Task description: Retype all of the data below, line for line, without changing a single character.

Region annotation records
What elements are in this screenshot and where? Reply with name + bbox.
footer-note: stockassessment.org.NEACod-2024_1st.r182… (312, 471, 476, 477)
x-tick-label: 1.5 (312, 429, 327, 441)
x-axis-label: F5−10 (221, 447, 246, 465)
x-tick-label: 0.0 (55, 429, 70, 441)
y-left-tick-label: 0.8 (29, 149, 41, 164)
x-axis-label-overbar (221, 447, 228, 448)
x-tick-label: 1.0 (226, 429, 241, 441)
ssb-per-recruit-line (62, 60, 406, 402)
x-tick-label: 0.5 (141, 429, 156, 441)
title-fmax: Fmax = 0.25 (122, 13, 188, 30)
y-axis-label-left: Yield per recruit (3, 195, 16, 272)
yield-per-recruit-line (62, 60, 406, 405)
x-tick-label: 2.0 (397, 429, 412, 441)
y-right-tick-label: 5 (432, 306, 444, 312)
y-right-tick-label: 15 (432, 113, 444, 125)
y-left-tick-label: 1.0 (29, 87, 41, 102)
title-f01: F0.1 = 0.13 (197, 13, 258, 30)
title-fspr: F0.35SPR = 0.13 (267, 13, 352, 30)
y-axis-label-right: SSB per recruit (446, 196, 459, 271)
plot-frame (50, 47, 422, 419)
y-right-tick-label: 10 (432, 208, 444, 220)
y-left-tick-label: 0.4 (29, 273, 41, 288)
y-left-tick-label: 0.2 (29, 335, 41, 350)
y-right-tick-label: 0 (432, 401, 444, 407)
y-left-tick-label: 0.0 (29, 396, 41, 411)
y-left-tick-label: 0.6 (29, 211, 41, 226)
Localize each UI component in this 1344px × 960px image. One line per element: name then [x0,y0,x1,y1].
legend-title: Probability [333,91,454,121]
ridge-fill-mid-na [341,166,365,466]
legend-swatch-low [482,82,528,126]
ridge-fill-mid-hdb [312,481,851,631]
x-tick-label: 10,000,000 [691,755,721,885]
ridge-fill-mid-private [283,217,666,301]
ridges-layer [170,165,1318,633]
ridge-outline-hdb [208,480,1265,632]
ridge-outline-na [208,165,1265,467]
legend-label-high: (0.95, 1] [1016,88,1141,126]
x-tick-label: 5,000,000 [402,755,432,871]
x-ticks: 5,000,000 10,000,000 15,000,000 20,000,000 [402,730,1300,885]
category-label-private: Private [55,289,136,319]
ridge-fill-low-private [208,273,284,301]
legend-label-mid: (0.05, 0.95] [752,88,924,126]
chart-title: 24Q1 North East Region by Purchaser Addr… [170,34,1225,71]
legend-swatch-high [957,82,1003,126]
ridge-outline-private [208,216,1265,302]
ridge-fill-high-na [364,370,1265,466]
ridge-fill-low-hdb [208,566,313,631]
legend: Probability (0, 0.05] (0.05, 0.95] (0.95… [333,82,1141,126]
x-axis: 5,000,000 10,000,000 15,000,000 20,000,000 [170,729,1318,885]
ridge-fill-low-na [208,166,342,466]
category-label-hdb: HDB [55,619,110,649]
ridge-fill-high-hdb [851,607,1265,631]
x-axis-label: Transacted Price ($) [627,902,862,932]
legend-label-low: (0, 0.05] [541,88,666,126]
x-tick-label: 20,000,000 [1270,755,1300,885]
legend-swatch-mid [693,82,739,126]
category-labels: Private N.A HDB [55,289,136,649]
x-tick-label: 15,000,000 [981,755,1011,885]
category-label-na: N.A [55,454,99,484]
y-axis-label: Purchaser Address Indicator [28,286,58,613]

The reply:
What elements are in this screenshot and where? Reply with name + bbox.
footer-note: stockassessment.org.NEACod-2024_1st.r182… (312, 471, 476, 477)
x-tick-label: 1.5 (312, 429, 327, 441)
x-axis-label: F5−10 (221, 447, 246, 465)
x-tick-label: 0.0 (55, 429, 70, 441)
y-left-tick-label: 0.8 (29, 149, 41, 164)
x-axis-label-overbar (221, 447, 228, 448)
x-tick-label: 1.0 (226, 429, 241, 441)
ssb-per-recruit-line (62, 60, 406, 402)
x-tick-label: 0.5 (141, 429, 156, 441)
title-fmax: Fmax = 0.25 (122, 13, 188, 30)
y-axis-label-left: Yield per recruit (3, 195, 16, 272)
yield-per-recruit-line (62, 60, 406, 405)
x-tick-label: 2.0 (397, 429, 412, 441)
y-right-tick-label: 5 (432, 306, 444, 312)
y-right-tick-label: 15 (432, 113, 444, 125)
y-left-tick-label: 1.0 (29, 87, 41, 102)
title-f01: F0.1 = 0.13 (197, 13, 258, 30)
title-fspr: F0.35SPR = 0.13 (267, 13, 352, 30)
y-axis-label-right: SSB per recruit (446, 196, 459, 271)
plot-frame (50, 47, 422, 419)
y-right-tick-label: 10 (432, 208, 444, 220)
y-left-tick-label: 0.4 (29, 273, 41, 288)
y-left-tick-label: 0.2 (29, 335, 41, 350)
y-right-tick-label: 0 (432, 401, 444, 407)
y-left-tick-label: 0.0 (29, 396, 41, 411)
y-left-tick-label: 0.6 (29, 211, 41, 226)
Localize each UI component in this 1344px × 960px image. One line per element: name then [x0,y0,x1,y1].
legend-title: Probability [333,91,454,121]
ridge-fill-mid-na [341,166,365,466]
legend-swatch-low [482,82,528,126]
ridge-fill-mid-hdb [312,481,851,631]
x-tick-label: 10,000,000 [691,755,721,885]
ridge-fill-mid-private [283,217,666,301]
ridges-layer [170,165,1318,633]
ridge-outline-hdb [208,480,1265,632]
ridge-outline-na [208,165,1265,467]
legend-label-high: (0.95, 1] [1016,88,1141,126]
x-tick-label: 5,000,000 [402,755,432,871]
x-ticks: 5,000,000 10,000,000 15,000,000 20,000,000 [402,730,1300,885]
category-label-private: Private [55,289,136,319]
ridge-fill-low-private [208,273,284,301]
legend-label-mid: (0.05, 0.95] [752,88,924,126]
chart-title: 24Q1 North East Region by Purchaser Addr… [170,34,1225,71]
legend-swatch-high [957,82,1003,126]
ridge-outline-private [208,216,1265,302]
ridge-fill-high-na [364,370,1265,466]
ridge-fill-low-hdb [208,566,313,631]
legend: Probability (0, 0.05] (0.05, 0.95] (0.95… [333,82,1141,126]
x-axis: 5,000,000 10,000,000 15,000,000 20,000,000 [170,729,1318,885]
ridge-fill-low-na [208,166,342,466]
category-label-hdb: HDB [55,619,110,649]
ridge-fill-high-hdb [851,607,1265,631]
x-axis-label: Transacted Price ($) [627,902,862,932]
legend-label-low: (0, 0.05] [541,88,666,126]
x-tick-label: 20,000,000 [1270,755,1300,885]
legend-swatch-mid [693,82,739,126]
category-labels: Private N.A HDB [55,289,136,649]
x-tick-label: 15,000,000 [981,755,1011,885]
category-label-na: N.A [55,454,99,484]
y-axis-label: Purchaser Address Indicator [28,286,58,613]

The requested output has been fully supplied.